» Task to carry out
Copy the material below word for word, leaving out the pictures.

» Supplied data
● ● ●

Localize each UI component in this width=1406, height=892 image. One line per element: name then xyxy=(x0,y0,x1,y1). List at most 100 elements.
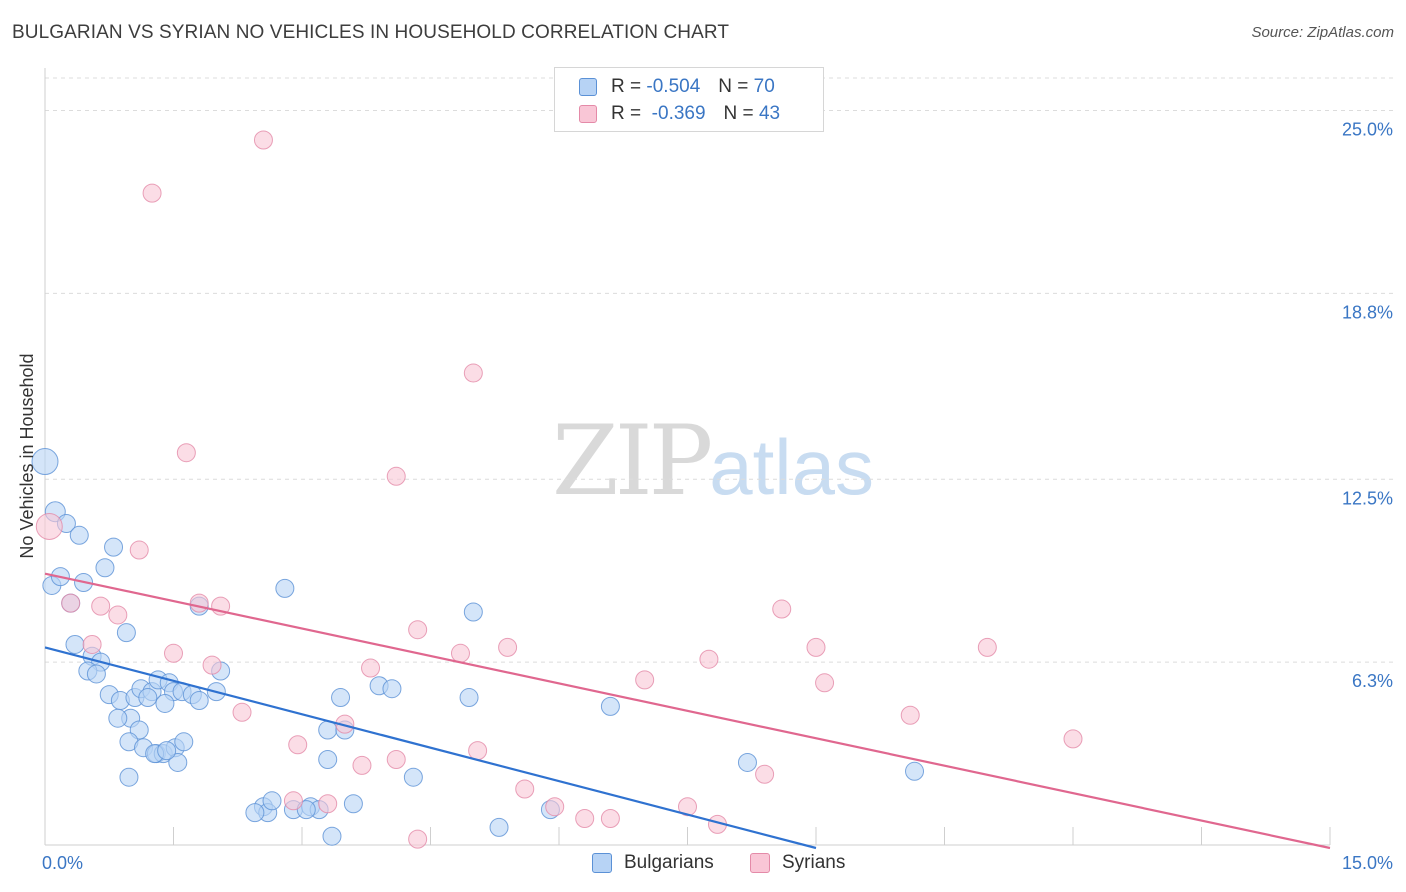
bulgarian-point xyxy=(245,803,265,823)
syrian-point xyxy=(699,649,719,669)
bulgarian-point xyxy=(463,602,483,622)
syrian-point xyxy=(900,705,920,725)
bottom-legend-syrians: Syrians xyxy=(750,852,845,874)
syrians-legend-label: Syrians xyxy=(782,852,846,873)
y-tick-label: 12.5% xyxy=(1342,488,1393,508)
legend-n-value-bulgarians: 70 xyxy=(753,76,775,97)
x-tick-label: 15.0% xyxy=(1342,853,1393,873)
bulgarian-point xyxy=(155,693,175,713)
legend-row-syrians: R = -0.369 N = 43 xyxy=(579,101,780,127)
syrian-point xyxy=(129,540,149,560)
syrian-point xyxy=(977,637,997,657)
data-points xyxy=(31,130,1083,849)
correlation-legend: R = -0.504 N = 70 R = -0.369 N = 43 xyxy=(554,67,824,132)
syrian-point xyxy=(82,634,102,654)
x-tick-label: 0.0% xyxy=(42,853,83,873)
syrian-point xyxy=(545,797,565,817)
bulgarian-point xyxy=(322,826,342,846)
bulgarians-legend-label: Bulgarians xyxy=(624,852,714,873)
syrian-point xyxy=(164,643,183,663)
syrian-point xyxy=(450,643,470,663)
bulgarian-point xyxy=(65,634,85,654)
bulgarian-point xyxy=(119,767,139,787)
bulgarian-point xyxy=(95,558,115,578)
y-tick-label: 18.8% xyxy=(1342,302,1393,322)
bulgarian-point xyxy=(189,691,209,710)
watermark: ZIPatlas xyxy=(552,405,874,517)
bulgarian-point xyxy=(382,679,402,699)
y-tick-label: 6.3% xyxy=(1352,671,1393,691)
syrian-point xyxy=(755,764,775,784)
syrian-point xyxy=(386,466,406,486)
syrians-swatch xyxy=(579,105,597,123)
syrian-point xyxy=(1063,729,1083,749)
legend-n-label: N = xyxy=(718,76,749,97)
bulgarian-point xyxy=(31,448,59,476)
bulgarian-point xyxy=(104,537,124,557)
syrian-point xyxy=(806,637,826,657)
syrian-point xyxy=(232,702,252,722)
syrian-point xyxy=(108,605,128,625)
syrian-point xyxy=(288,735,308,755)
syrian-point xyxy=(61,593,81,613)
syrian-point xyxy=(468,741,488,761)
bulgarian-point xyxy=(403,767,423,787)
chart-source: Source: ZipAtlas.com xyxy=(1251,24,1394,41)
syrian-point xyxy=(361,658,381,678)
syrian-point xyxy=(202,655,222,675)
syrian-point xyxy=(463,363,483,383)
syrians-legend-swatch xyxy=(750,853,770,873)
legend-row-bulgarians: R = -0.504 N = 70 xyxy=(579,74,775,100)
syrian-point xyxy=(575,809,595,828)
legend-n-value-syrians: 43 xyxy=(758,103,781,124)
bulgarian-point xyxy=(343,794,363,814)
bottom-legend-bulgarians: Bulgarians xyxy=(592,852,714,874)
bulgarians-swatch xyxy=(579,78,597,96)
bulgarian-point xyxy=(489,817,509,837)
axes xyxy=(44,68,1331,846)
syrian-point xyxy=(635,670,655,690)
legend-n-label: N = xyxy=(723,103,754,124)
tick-labels: 6.3% 12.5% 18.8% 25.0% 0.0% 15.0% No Vehicles … xyxy=(17,120,1393,874)
bulgarian-point xyxy=(86,664,106,684)
bulgarian-point xyxy=(600,696,620,716)
grid-lines xyxy=(45,77,1394,663)
syrian-point xyxy=(515,779,535,799)
bulgarian-point xyxy=(138,688,158,708)
syrian-point xyxy=(283,791,303,811)
syrian-point xyxy=(253,130,273,150)
bulgarian-point xyxy=(168,752,188,772)
syrian-point xyxy=(176,443,196,463)
bulgarian-point xyxy=(69,525,89,545)
syrian-point xyxy=(318,794,338,814)
bulgarian-point xyxy=(737,752,757,772)
y-tick-label: 25.0% xyxy=(1342,120,1393,140)
syrian-point xyxy=(91,596,111,616)
bulgarian-point xyxy=(331,688,351,708)
chart-title: BULGARIAN VS SYRIAN NO VEHICLES IN HOUSE… xyxy=(12,22,730,43)
syrian-point xyxy=(386,750,406,769)
syrian-point xyxy=(408,620,428,640)
bulgarian-point xyxy=(174,732,194,752)
syrian-point xyxy=(35,512,63,540)
watermark-zip: ZIP xyxy=(552,405,713,517)
bulgarian-point xyxy=(108,708,128,728)
syrian-point xyxy=(408,829,428,849)
bulgarian-point xyxy=(157,741,177,761)
bulgarians-trend-line xyxy=(44,646,817,850)
legend-r-label: R = xyxy=(611,103,642,124)
bulgarian-point xyxy=(262,791,282,811)
bulgarian-point xyxy=(275,578,295,598)
trend-lines xyxy=(44,572,1331,850)
y-axis-label: No Vehicles in Household xyxy=(17,353,37,558)
syrian-point xyxy=(600,809,620,828)
legend-r-value-bulgarians: -0.504 xyxy=(646,76,701,97)
legend-r-value-syrians: -0.369 xyxy=(651,103,706,124)
bulgarian-point xyxy=(318,750,338,769)
syrian-point xyxy=(142,183,162,203)
bulgarians-legend-swatch xyxy=(592,853,612,873)
syrian-point xyxy=(815,673,835,693)
syrian-point xyxy=(189,593,209,613)
syrian-point xyxy=(772,599,792,619)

● ● ●

» Reply to the task
Localize each UI component in this width=1406, height=892 image. One line per element: name then xyxy=(x0,y0,x1,y1). List at most 100 elements.
bulgarian-point xyxy=(245,803,265,823)
syrian-point xyxy=(699,649,719,669)
bulgarian-point xyxy=(463,602,483,622)
syrian-point xyxy=(900,705,920,725)
bottom-legend-syrians: Syrians xyxy=(750,852,845,874)
syrians-legend-label: Syrians xyxy=(782,852,846,873)
y-tick-label: 12.5% xyxy=(1342,488,1393,508)
legend-n-value-bulgarians: 70 xyxy=(753,76,775,97)
x-tick-label: 15.0% xyxy=(1342,853,1393,873)
bulgarian-point xyxy=(155,693,175,713)
legend-row-syrians: R = -0.369 N = 43 xyxy=(579,101,780,127)
syrian-point xyxy=(129,540,149,560)
syrian-point xyxy=(977,637,997,657)
data-points xyxy=(31,130,1083,849)
correlation-legend: R = -0.504 N = 70 R = -0.369 N = 43 xyxy=(554,67,824,132)
syrian-point xyxy=(82,634,102,654)
x-tick-label: 0.0% xyxy=(42,853,83,873)
syrian-point xyxy=(545,797,565,817)
bulgarian-point xyxy=(322,826,342,846)
bulgarians-legend-label: Bulgarians xyxy=(624,852,714,873)
syrian-point xyxy=(164,643,183,663)
syrian-point xyxy=(450,643,470,663)
bulgarian-point xyxy=(65,634,85,654)
bulgarian-point xyxy=(119,767,139,787)
bulgarian-point xyxy=(95,558,115,578)
y-tick-label: 18.8% xyxy=(1342,302,1393,322)
bulgarian-point xyxy=(189,691,209,710)
watermark: ZIPatlas xyxy=(552,405,874,517)
bulgarian-point xyxy=(382,679,402,699)
y-tick-label: 6.3% xyxy=(1352,671,1393,691)
syrian-point xyxy=(755,764,775,784)
syrian-point xyxy=(386,466,406,486)
syrians-swatch xyxy=(579,105,597,123)
syrian-point xyxy=(1063,729,1083,749)
legend-n-label: N = xyxy=(718,76,749,97)
bulgarian-point xyxy=(31,448,59,476)
bulgarian-point xyxy=(104,537,124,557)
syrian-point xyxy=(806,637,826,657)
syrian-point xyxy=(232,702,252,722)
syrian-point xyxy=(108,605,128,625)
syrian-point xyxy=(288,735,308,755)
syrian-point xyxy=(61,593,81,613)
syrian-point xyxy=(468,741,488,761)
bulgarian-point xyxy=(403,767,423,787)
chart-source: Source: ZipAtlas.com xyxy=(1251,24,1394,41)
syrian-point xyxy=(361,658,381,678)
syrian-point xyxy=(202,655,222,675)
syrian-point xyxy=(463,363,483,383)
syrians-legend-swatch xyxy=(750,853,770,873)
legend-row-bulgarians: R = -0.504 N = 70 xyxy=(579,74,775,100)
syrian-point xyxy=(575,809,595,828)
legend-n-value-syrians: 43 xyxy=(758,103,781,124)
bulgarian-point xyxy=(343,794,363,814)
bottom-legend-bulgarians: Bulgarians xyxy=(592,852,714,874)
bulgarians-swatch xyxy=(579,78,597,96)
bulgarian-point xyxy=(489,817,509,837)
axes xyxy=(44,68,1331,846)
syrian-point xyxy=(635,670,655,690)
legend-n-label: N = xyxy=(723,103,754,124)
tick-labels: 6.3% 12.5% 18.8% 25.0% 0.0% 15.0% No Vehicles … xyxy=(17,120,1393,874)
bulgarian-point xyxy=(86,664,106,684)
bulgarian-point xyxy=(600,696,620,716)
grid-lines xyxy=(45,77,1394,663)
syrian-point xyxy=(515,779,535,799)
bulgarian-point xyxy=(138,688,158,708)
syrian-point xyxy=(283,791,303,811)
syrian-point xyxy=(253,130,273,150)
bulgarian-point xyxy=(168,752,188,772)
syrian-point xyxy=(176,443,196,463)
bulgarian-point xyxy=(69,525,89,545)
syrian-point xyxy=(318,794,338,814)
bulgarian-point xyxy=(737,752,757,772)
y-tick-label: 25.0% xyxy=(1342,120,1393,140)
syrian-point xyxy=(91,596,111,616)
bulgarian-point xyxy=(331,688,351,708)
chart-title: BULGARIAN VS SYRIAN NO VEHICLES IN HOUSE… xyxy=(12,22,730,43)
syrian-point xyxy=(386,750,406,769)
syrian-point xyxy=(408,620,428,640)
bulgarian-point xyxy=(174,732,194,752)
syrian-point xyxy=(35,512,63,540)
watermark-zip: ZIP xyxy=(552,405,713,517)
bulgarian-point xyxy=(108,708,128,728)
syrian-point xyxy=(408,829,428,849)
bulgarian-point xyxy=(157,741,177,761)
bulgarians-trend-line xyxy=(44,646,817,850)
legend-r-label: R = xyxy=(611,103,642,124)
bulgarian-point xyxy=(262,791,282,811)
bulgarian-point xyxy=(275,578,295,598)
trend-lines xyxy=(44,572,1331,850)
y-axis-label: No Vehicles in Household xyxy=(17,353,37,558)
syrian-point xyxy=(600,809,620,828)
legend-r-value-bulgarians: -0.504 xyxy=(646,76,701,97)
legend-r-value-syrians: -0.369 xyxy=(651,103,706,124)
bulgarian-point xyxy=(318,750,338,769)
syrian-point xyxy=(142,183,162,203)
bulgarians-legend-swatch xyxy=(592,853,612,873)
syrian-point xyxy=(815,673,835,693)
syrian-point xyxy=(189,593,209,613)
syrian-point xyxy=(772,599,792,619)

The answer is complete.